*INSTRUCTION*.
Locate every line in the material below that has the word "emploi". Copy each of those lines.

*PROVIDED DATA*.
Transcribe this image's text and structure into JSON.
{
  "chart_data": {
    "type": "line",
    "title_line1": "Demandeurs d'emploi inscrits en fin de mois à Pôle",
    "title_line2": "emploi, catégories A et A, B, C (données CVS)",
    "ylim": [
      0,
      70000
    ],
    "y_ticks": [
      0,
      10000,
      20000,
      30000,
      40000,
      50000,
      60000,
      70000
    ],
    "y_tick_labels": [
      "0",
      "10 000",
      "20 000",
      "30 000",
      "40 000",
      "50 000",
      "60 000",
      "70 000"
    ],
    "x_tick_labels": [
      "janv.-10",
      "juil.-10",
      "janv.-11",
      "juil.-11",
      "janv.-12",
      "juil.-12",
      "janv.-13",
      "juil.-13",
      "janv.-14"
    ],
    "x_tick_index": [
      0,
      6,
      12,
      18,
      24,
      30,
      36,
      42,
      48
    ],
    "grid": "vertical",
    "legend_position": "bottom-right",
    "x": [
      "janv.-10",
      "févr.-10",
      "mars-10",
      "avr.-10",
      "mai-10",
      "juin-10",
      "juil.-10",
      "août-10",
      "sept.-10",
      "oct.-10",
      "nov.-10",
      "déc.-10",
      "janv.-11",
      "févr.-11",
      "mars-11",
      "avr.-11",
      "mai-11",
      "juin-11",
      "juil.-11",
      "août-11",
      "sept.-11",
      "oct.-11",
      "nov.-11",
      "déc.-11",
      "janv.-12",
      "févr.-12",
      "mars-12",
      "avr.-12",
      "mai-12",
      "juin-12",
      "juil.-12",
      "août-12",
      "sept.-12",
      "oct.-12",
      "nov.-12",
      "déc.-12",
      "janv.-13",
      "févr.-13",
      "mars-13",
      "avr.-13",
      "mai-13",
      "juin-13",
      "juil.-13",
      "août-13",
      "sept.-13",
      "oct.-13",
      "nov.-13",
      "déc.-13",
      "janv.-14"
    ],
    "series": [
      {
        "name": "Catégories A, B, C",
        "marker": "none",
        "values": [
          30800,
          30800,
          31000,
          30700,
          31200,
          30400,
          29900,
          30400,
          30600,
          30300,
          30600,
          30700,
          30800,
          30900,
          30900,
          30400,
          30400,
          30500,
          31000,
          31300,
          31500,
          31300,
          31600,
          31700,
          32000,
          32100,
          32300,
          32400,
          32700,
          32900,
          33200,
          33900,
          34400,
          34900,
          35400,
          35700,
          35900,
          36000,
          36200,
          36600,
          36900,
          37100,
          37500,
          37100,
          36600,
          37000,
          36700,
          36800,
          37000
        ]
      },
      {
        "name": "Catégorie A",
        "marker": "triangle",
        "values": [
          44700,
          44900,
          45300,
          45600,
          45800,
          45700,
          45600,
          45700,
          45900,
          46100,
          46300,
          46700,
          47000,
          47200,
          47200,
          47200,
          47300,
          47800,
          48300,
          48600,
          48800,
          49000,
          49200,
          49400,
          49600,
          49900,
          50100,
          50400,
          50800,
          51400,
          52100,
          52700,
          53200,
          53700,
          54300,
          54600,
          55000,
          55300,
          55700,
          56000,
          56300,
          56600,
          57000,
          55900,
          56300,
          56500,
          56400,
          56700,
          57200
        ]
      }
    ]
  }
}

*SOLVED EXERCISE*.
    "title_line1": "Demandeurs d'emploi inscrits en fin de mois à Pôle",
    "title_line2": "emploi, catégories A et A, B, C (données CVS)",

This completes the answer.